* [CHALLENGE]: Keep only the lines of the listing that include the word "name", and copy them.

··· TASK DATA ···

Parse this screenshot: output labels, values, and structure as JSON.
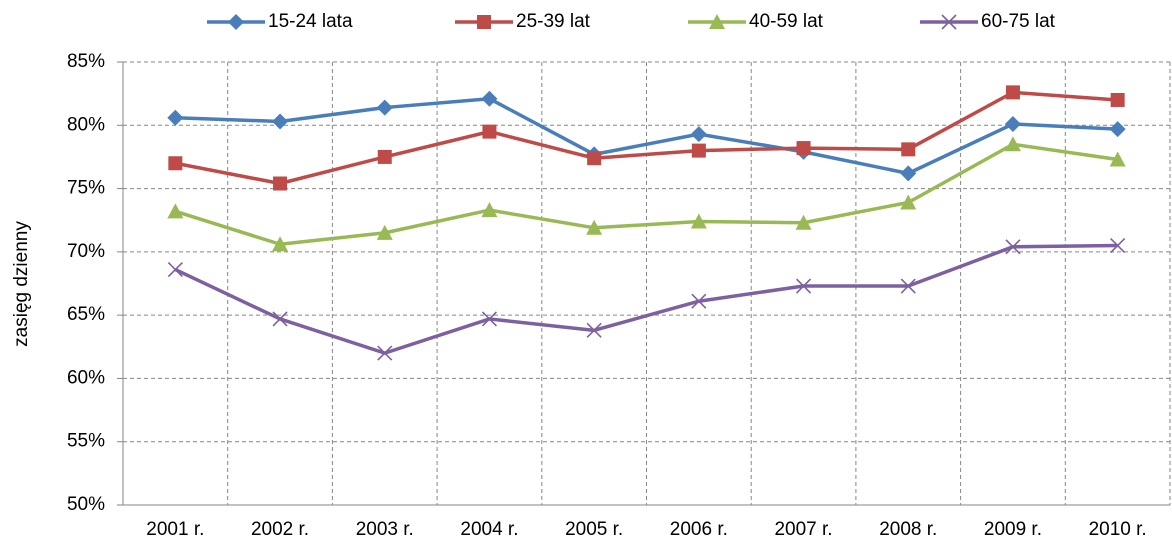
{
  "chart_data": {
    "type": "line",
    "y_label": "zasięg dzienny",
    "categories": [
      "2001 r.",
      "2002 r.",
      "2003 r.",
      "2004 r.",
      "2005 r.",
      "2006 r.",
      "2007 r.",
      "2008 r.",
      "2009 r.",
      "2010 r."
    ],
    "series": [
      {
        "name": "15-24 lata",
        "color": "#4a7ebb",
        "marker": "diamond",
        "values": [
          80.6,
          80.3,
          81.4,
          82.1,
          77.7,
          79.3,
          77.9,
          76.2,
          80.1,
          79.7
        ]
      },
      {
        "name": "25-39 lat",
        "color": "#be4b48",
        "marker": "square",
        "values": [
          77.0,
          75.4,
          77.5,
          79.5,
          77.4,
          78.0,
          78.2,
          78.1,
          82.6,
          82.0
        ]
      },
      {
        "name": "40-59 lat",
        "color": "#98b954",
        "marker": "triangle",
        "values": [
          73.2,
          70.6,
          71.5,
          73.3,
          71.9,
          72.4,
          72.3,
          73.9,
          78.5,
          77.3
        ]
      },
      {
        "name": "60-75 lat",
        "color": "#7d60a0",
        "marker": "x",
        "values": [
          68.6,
          64.7,
          62.0,
          64.7,
          63.8,
          66.1,
          67.3,
          67.3,
          70.4,
          70.5
        ]
      }
    ],
    "ylim": [
      50,
      85
    ],
    "yticks": [
      {
        "value": 50,
        "label": "50%"
      },
      {
        "value": 55,
        "label": "55%"
      },
      {
        "value": 60,
        "label": "60%"
      },
      {
        "value": 65,
        "label": "65%"
      },
      {
        "value": 70,
        "label": "70%"
      },
      {
        "value": 75,
        "label": "75%"
      },
      {
        "value": 80,
        "label": "80%"
      },
      {
        "value": 85,
        "label": "85%"
      }
    ],
    "grid": true,
    "legend": "top"
  }
}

···

* [RIGHT ANSWER]:
        "name": "15-24 lata",
        "name": "25-39 lat",
        "name": "40-59 lat",
        "name": "60-75 lat",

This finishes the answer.